◆ **Exercise directions**: Search the records that follow and extract every line containing the string "مالك".

◆ **Records for this task**:
━━━━━━━━━━

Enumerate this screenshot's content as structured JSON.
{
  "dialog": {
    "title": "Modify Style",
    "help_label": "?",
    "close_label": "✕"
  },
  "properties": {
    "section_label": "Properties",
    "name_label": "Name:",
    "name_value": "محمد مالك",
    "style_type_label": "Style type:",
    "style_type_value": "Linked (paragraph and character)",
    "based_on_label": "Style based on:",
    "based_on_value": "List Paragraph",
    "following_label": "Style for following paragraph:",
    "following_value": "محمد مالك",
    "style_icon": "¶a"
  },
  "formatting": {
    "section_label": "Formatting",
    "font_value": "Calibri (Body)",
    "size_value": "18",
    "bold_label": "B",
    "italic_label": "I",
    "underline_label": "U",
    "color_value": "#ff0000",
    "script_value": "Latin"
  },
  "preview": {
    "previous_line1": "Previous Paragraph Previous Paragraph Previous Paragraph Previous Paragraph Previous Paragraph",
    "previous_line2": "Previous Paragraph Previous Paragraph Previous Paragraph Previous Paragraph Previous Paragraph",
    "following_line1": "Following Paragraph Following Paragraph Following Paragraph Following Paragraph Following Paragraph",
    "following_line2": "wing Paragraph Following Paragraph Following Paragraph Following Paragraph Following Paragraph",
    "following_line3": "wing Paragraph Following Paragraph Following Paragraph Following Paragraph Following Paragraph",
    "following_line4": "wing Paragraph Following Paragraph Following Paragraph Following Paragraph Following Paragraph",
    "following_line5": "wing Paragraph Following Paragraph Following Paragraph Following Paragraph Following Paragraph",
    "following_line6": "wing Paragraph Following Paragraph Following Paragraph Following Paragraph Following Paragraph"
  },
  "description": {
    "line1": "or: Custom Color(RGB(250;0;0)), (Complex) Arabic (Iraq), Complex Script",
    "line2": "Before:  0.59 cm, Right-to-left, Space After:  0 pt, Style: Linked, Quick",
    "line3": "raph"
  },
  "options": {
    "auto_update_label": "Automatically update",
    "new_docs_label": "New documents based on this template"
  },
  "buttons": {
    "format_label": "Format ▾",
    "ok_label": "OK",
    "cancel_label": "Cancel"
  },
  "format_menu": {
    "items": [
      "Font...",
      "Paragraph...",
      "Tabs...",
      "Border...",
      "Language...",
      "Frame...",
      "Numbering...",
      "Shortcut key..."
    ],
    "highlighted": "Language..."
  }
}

━━━━━━━━━━

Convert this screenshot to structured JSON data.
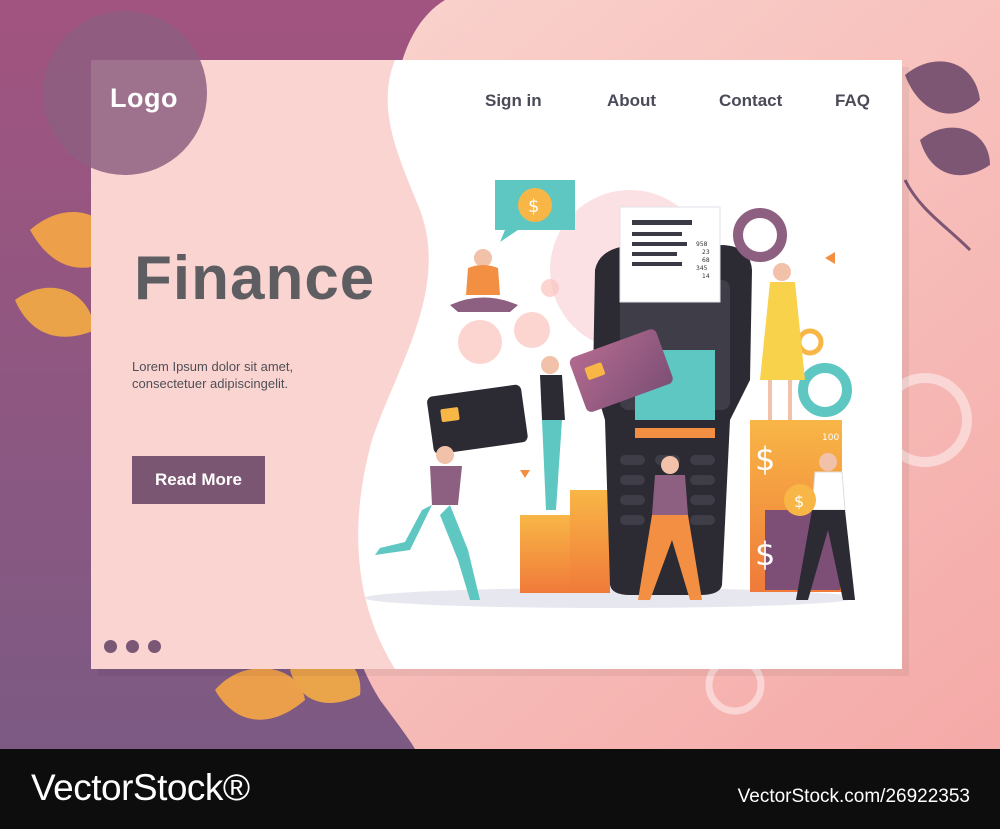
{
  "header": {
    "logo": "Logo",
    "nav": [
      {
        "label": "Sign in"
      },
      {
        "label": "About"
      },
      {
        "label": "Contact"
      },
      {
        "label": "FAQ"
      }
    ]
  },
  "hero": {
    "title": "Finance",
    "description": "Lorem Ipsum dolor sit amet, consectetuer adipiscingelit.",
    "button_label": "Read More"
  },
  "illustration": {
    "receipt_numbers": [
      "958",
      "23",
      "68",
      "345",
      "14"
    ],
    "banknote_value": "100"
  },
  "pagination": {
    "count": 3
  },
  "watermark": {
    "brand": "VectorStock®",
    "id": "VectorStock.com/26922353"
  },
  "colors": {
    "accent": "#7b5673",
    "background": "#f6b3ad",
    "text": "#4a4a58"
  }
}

━━━━━━━━━━

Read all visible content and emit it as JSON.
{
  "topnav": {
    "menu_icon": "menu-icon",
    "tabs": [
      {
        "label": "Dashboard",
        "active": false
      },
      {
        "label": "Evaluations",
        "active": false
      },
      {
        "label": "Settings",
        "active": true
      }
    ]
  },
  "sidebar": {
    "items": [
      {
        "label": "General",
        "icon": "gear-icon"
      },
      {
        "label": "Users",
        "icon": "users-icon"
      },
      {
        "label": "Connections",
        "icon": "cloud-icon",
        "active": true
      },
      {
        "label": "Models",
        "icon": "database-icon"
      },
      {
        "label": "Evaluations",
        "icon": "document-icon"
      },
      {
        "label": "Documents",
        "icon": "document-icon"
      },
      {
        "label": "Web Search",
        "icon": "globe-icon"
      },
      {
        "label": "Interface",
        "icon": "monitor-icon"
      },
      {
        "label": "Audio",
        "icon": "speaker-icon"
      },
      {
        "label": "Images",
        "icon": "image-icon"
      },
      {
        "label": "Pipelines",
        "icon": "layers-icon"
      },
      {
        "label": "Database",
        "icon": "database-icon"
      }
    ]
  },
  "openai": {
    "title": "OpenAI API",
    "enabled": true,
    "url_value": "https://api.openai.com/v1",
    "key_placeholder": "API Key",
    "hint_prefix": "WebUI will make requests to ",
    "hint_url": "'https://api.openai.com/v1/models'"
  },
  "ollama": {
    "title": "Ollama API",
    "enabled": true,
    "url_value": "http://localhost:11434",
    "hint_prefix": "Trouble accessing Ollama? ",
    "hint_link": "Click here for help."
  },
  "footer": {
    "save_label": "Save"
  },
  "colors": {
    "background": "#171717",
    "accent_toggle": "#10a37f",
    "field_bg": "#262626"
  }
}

━━━━━━━━━━

◆ **Solution for this exercise**:
    "name_value": "محمد مالك",
    "following_value": "محمد مالك",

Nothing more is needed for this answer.